[Data tied to figure images]
==========

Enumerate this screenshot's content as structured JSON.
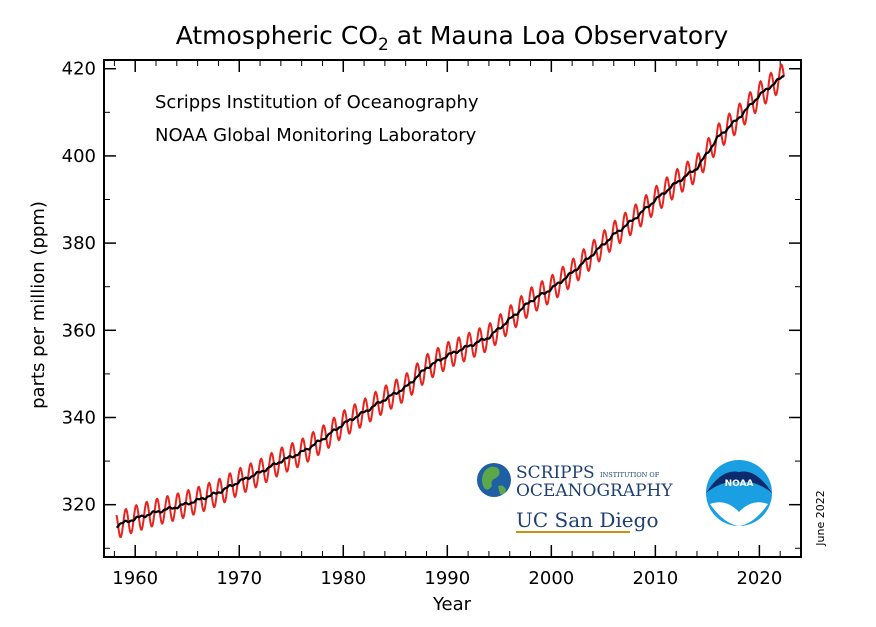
{
  "chart_data": {
    "type": "line",
    "title_main": "Atmospheric CO",
    "title_sub": "2",
    "title_rest": " at Mauna Loa Observatory",
    "annotations": [
      "Scripps Institution of Oceanography",
      "NOAA Global Monitoring Laboratory"
    ],
    "date_note": "June 2022",
    "xlabel": "Year",
    "ylabel": "parts per million (ppm)",
    "xlim": [
      1957,
      2024
    ],
    "ylim": [
      308,
      422
    ],
    "xticks": [
      1960,
      1970,
      1980,
      1990,
      2000,
      2010,
      2020
    ],
    "yticks": [
      320,
      340,
      360,
      380,
      400,
      420
    ],
    "grid": false,
    "series": [
      {
        "name": "monthly",
        "color": "#e8241f",
        "seasonal_amplitude_ppm": 3.0
      },
      {
        "name": "trend",
        "color": "#000000",
        "x": [
          1958.2,
          1960,
          1962,
          1964,
          1966,
          1968,
          1970,
          1972,
          1974,
          1976,
          1978,
          1980,
          1982,
          1984,
          1986,
          1988,
          1990,
          1992,
          1994,
          1996,
          1998,
          2000,
          2002,
          2004,
          2006,
          2008,
          2010,
          2012,
          2014,
          2016,
          2018,
          2020,
          2022.4
        ],
        "y": [
          315.2,
          316.8,
          318.3,
          319.5,
          321.0,
          322.8,
          325.3,
          327.4,
          330.0,
          332.0,
          335.0,
          338.5,
          341.2,
          344.2,
          346.9,
          351.4,
          354.2,
          356.3,
          358.4,
          362.5,
          366.7,
          369.5,
          373.2,
          377.5,
          381.9,
          385.6,
          389.9,
          393.8,
          397.2,
          404.2,
          408.7,
          413.9,
          418.5
        ]
      }
    ]
  },
  "logos": {
    "scripps_line1": "SCRIPPS",
    "scripps_line1_small": "INSTITUTION OF",
    "scripps_line2": "OCEANOGRAPHY",
    "ucsd": "UC San Diego",
    "noaa": "NOAA"
  }
}
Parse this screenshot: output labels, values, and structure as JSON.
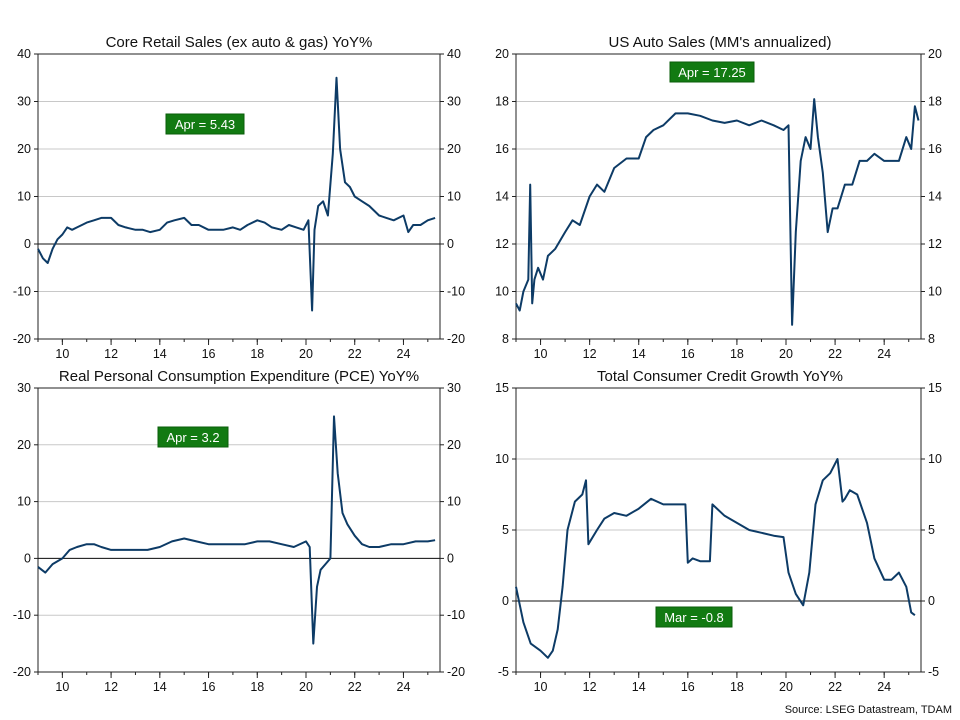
{
  "source": "Source: LSEG Datastream, TDAM",
  "colors": {
    "line": "#0d3b66",
    "label_box": "#127a12",
    "label_border": "#0a5d0a"
  },
  "chart_data": [
    {
      "type": "line",
      "title": "Core Retail Sales (ex auto & gas) YoY%",
      "xlim": [
        2009,
        2025.5
      ],
      "xticks": [
        10,
        12,
        14,
        16,
        18,
        20,
        22,
        24
      ],
      "ylim": [
        -20,
        40
      ],
      "yticks": [
        -20,
        -10,
        0,
        10,
        20,
        30,
        40
      ],
      "zero_line": true,
      "grid": true,
      "label": "Apr  = 5.43",
      "series": [
        {
          "x": [
            2009.0,
            2009.2,
            2009.4,
            2009.6,
            2009.8,
            2010.0,
            2010.2,
            2010.4,
            2010.6,
            2010.8,
            2011.0,
            2011.3,
            2011.6,
            2012.0,
            2012.3,
            2012.6,
            2013.0,
            2013.3,
            2013.6,
            2014.0,
            2014.3,
            2014.6,
            2015.0,
            2015.3,
            2015.6,
            2016.0,
            2016.3,
            2016.6,
            2017.0,
            2017.3,
            2017.6,
            2018.0,
            2018.3,
            2018.6,
            2019.0,
            2019.3,
            2019.6,
            2019.9,
            2020.1,
            2020.25,
            2020.35,
            2020.5,
            2020.7,
            2020.9,
            2021.1,
            2021.25,
            2021.4,
            2021.6,
            2021.8,
            2022.0,
            2022.3,
            2022.6,
            2023.0,
            2023.3,
            2023.6,
            2024.0,
            2024.2,
            2024.4,
            2024.7,
            2025.0,
            2025.3
          ],
          "y": [
            -1,
            -3,
            -4,
            -1,
            1,
            2,
            3.5,
            3,
            3.5,
            4,
            4.5,
            5,
            5.5,
            5.5,
            4,
            3.5,
            3,
            3,
            2.5,
            3,
            4.5,
            5,
            5.5,
            4,
            4,
            3,
            3,
            3,
            3.5,
            3,
            4,
            5,
            4.5,
            3.5,
            3,
            4,
            3.5,
            3,
            5,
            -14,
            3,
            8,
            9,
            6,
            19,
            35,
            20,
            13,
            12,
            10,
            9,
            8,
            6,
            5.5,
            5,
            6,
            2.5,
            4,
            4,
            5,
            5.5
          ]
        }
      ]
    },
    {
      "type": "line",
      "title": "US Auto Sales (MM's annualized)",
      "xlim": [
        2009,
        2025.5
      ],
      "xticks": [
        10,
        12,
        14,
        16,
        18,
        20,
        22,
        24
      ],
      "ylim": [
        8,
        20
      ],
      "yticks": [
        8,
        10,
        12,
        14,
        16,
        18,
        20
      ],
      "zero_line": false,
      "grid": true,
      "label": "Apr  = 17.25",
      "series": [
        {
          "x": [
            2009.0,
            2009.15,
            2009.3,
            2009.5,
            2009.58,
            2009.66,
            2009.75,
            2009.9,
            2010.1,
            2010.3,
            2010.6,
            2011.0,
            2011.3,
            2011.6,
            2012.0,
            2012.3,
            2012.6,
            2013.0,
            2013.5,
            2014.0,
            2014.3,
            2014.6,
            2015.0,
            2015.5,
            2016.0,
            2016.5,
            2017.0,
            2017.5,
            2018.0,
            2018.5,
            2019.0,
            2019.5,
            2019.9,
            2020.1,
            2020.25,
            2020.4,
            2020.6,
            2020.8,
            2021.0,
            2021.15,
            2021.3,
            2021.5,
            2021.7,
            2021.9,
            2022.1,
            2022.4,
            2022.7,
            2023.0,
            2023.3,
            2023.6,
            2024.0,
            2024.3,
            2024.6,
            2024.9,
            2025.1,
            2025.25,
            2025.4
          ],
          "y": [
            9.5,
            9.2,
            10,
            10.5,
            14.5,
            9.5,
            10.5,
            11,
            10.5,
            11.5,
            11.8,
            12.5,
            13,
            12.8,
            14,
            14.5,
            14.2,
            15.2,
            15.6,
            15.6,
            16.5,
            16.8,
            17,
            17.5,
            17.5,
            17.4,
            17.2,
            17.1,
            17.2,
            17,
            17.2,
            17,
            16.8,
            17,
            8.6,
            12.5,
            15.5,
            16.5,
            16,
            18.1,
            16.5,
            15,
            12.5,
            13.5,
            13.5,
            14.5,
            14.5,
            15.5,
            15.5,
            15.8,
            15.5,
            15.5,
            15.5,
            16.5,
            16,
            17.8,
            17.2
          ]
        }
      ]
    },
    {
      "type": "line",
      "title": "Real Personal Consumption Expenditure (PCE) YoY%",
      "xlim": [
        2009,
        2025.5
      ],
      "xticks": [
        10,
        12,
        14,
        16,
        18,
        20,
        22,
        24
      ],
      "ylim": [
        -20,
        30
      ],
      "yticks": [
        -20,
        -10,
        0,
        10,
        20,
        30
      ],
      "zero_line": true,
      "grid": true,
      "label": "Apr  = 3.2",
      "series": [
        {
          "x": [
            2009.0,
            2009.3,
            2009.6,
            2010.0,
            2010.3,
            2010.6,
            2011.0,
            2011.3,
            2011.6,
            2012.0,
            2012.5,
            2013.0,
            2013.5,
            2014.0,
            2014.5,
            2015.0,
            2015.5,
            2016.0,
            2016.5,
            2017.0,
            2017.5,
            2018.0,
            2018.5,
            2019.0,
            2019.5,
            2020.0,
            2020.15,
            2020.3,
            2020.45,
            2020.6,
            2020.8,
            2021.0,
            2021.15,
            2021.3,
            2021.5,
            2021.7,
            2022.0,
            2022.3,
            2022.6,
            2023.0,
            2023.5,
            2024.0,
            2024.5,
            2025.0,
            2025.3
          ],
          "y": [
            -1.5,
            -2.5,
            -1,
            0,
            1.5,
            2,
            2.5,
            2.5,
            2,
            1.5,
            1.5,
            1.5,
            1.5,
            2,
            3,
            3.5,
            3,
            2.5,
            2.5,
            2.5,
            2.5,
            3,
            3,
            2.5,
            2,
            3,
            2,
            -15,
            -5,
            -2,
            -1,
            0,
            25,
            15,
            8,
            6,
            4,
            2.5,
            2,
            2,
            2.5,
            2.5,
            3,
            3,
            3.2
          ]
        }
      ]
    },
    {
      "type": "line",
      "title": "Total Consumer Credit Growth YoY%",
      "xlim": [
        2009,
        2025.5
      ],
      "xticks": [
        10,
        12,
        14,
        16,
        18,
        20,
        22,
        24
      ],
      "ylim": [
        -5,
        15
      ],
      "yticks": [
        -5,
        0,
        5,
        10,
        15
      ],
      "zero_line": true,
      "grid": true,
      "label": "Mar  = -0.8",
      "series": [
        {
          "x": [
            2009.0,
            2009.3,
            2009.6,
            2010.0,
            2010.3,
            2010.5,
            2010.7,
            2010.9,
            2011.1,
            2011.4,
            2011.7,
            2011.85,
            2011.95,
            2012.3,
            2012.6,
            2013.0,
            2013.5,
            2014.0,
            2014.5,
            2015.0,
            2015.5,
            2015.9,
            2016.0,
            2016.2,
            2016.5,
            2016.9,
            2017.0,
            2017.5,
            2018.0,
            2018.5,
            2019.0,
            2019.5,
            2019.9,
            2020.1,
            2020.4,
            2020.7,
            2020.95,
            2021.2,
            2021.5,
            2021.8,
            2022.1,
            2022.3,
            2022.4,
            2022.6,
            2022.9,
            2023.3,
            2023.6,
            2024.0,
            2024.3,
            2024.6,
            2024.9,
            2025.1,
            2025.25
          ],
          "y": [
            1,
            -1.5,
            -3,
            -3.5,
            -4,
            -3.5,
            -2,
            1,
            5,
            7,
            7.5,
            8.5,
            4,
            5,
            5.8,
            6.2,
            6,
            6.5,
            7.2,
            6.8,
            6.8,
            6.8,
            2.7,
            3,
            2.8,
            2.8,
            6.8,
            6,
            5.5,
            5,
            4.8,
            4.6,
            4.5,
            2,
            0.5,
            -0.3,
            2,
            6.8,
            8.5,
            9,
            10,
            7,
            7.2,
            7.8,
            7.5,
            5.5,
            3,
            1.5,
            1.5,
            2,
            1,
            -0.8,
            -1
          ]
        }
      ]
    }
  ]
}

==========

_Exercise prompt_: Show the lines of the material that contain the word "screenshot".

_Written solution_:
Enumerate this screenshot's content as structured JSON.
Parse this screenshot: output labels, values, and structure as JSON.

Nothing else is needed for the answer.